Dataset items:
*-*-*

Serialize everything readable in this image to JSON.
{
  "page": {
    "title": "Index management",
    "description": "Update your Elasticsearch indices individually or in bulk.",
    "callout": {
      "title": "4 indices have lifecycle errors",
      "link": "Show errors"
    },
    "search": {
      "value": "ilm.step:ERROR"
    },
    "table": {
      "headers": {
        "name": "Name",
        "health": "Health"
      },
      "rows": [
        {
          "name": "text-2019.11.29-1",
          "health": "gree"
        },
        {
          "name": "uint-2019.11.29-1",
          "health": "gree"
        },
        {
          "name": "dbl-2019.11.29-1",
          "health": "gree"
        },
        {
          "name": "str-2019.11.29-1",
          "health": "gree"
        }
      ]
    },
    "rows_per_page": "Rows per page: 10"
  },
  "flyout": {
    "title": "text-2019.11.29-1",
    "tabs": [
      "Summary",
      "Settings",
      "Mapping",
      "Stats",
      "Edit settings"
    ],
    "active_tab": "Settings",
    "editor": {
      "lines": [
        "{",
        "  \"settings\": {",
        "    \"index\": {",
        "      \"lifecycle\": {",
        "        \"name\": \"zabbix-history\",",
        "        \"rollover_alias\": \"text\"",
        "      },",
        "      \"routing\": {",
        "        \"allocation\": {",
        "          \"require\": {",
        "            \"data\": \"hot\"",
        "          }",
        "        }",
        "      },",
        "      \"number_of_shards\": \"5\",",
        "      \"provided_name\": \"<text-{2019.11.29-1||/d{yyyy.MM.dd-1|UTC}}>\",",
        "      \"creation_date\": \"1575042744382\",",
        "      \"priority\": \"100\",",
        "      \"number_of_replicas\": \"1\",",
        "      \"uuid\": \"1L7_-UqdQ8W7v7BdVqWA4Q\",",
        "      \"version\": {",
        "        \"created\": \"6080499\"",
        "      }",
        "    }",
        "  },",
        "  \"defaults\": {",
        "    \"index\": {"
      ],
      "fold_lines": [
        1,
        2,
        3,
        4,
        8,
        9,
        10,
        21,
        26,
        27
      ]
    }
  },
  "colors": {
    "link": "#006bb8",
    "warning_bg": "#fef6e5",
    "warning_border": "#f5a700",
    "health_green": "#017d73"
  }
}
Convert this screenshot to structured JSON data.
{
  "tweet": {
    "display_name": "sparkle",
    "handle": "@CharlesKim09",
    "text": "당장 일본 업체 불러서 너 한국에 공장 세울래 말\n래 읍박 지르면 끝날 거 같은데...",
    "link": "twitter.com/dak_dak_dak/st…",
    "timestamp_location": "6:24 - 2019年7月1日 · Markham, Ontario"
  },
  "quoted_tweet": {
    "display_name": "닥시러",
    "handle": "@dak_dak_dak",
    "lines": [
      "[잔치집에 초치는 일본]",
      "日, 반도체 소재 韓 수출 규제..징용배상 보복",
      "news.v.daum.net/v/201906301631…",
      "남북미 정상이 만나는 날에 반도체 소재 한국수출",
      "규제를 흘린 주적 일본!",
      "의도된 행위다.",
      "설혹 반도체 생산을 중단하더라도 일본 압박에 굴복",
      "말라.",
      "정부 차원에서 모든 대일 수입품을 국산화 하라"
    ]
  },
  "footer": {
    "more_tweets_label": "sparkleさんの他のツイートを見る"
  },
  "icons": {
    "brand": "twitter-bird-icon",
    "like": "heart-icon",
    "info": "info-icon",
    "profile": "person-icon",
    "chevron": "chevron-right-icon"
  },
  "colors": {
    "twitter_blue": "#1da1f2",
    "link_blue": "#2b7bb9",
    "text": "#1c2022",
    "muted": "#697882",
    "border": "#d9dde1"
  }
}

*-*-*

→ **PROBLEM TO SOLVE**
Reproduce each line of the entries in which the word "title" is found.

→ **THE RESPONSE**
    "title": "Index management",
      "title": "4 indices have lifecycle errors",
    "title": "text-2019.11.29-1",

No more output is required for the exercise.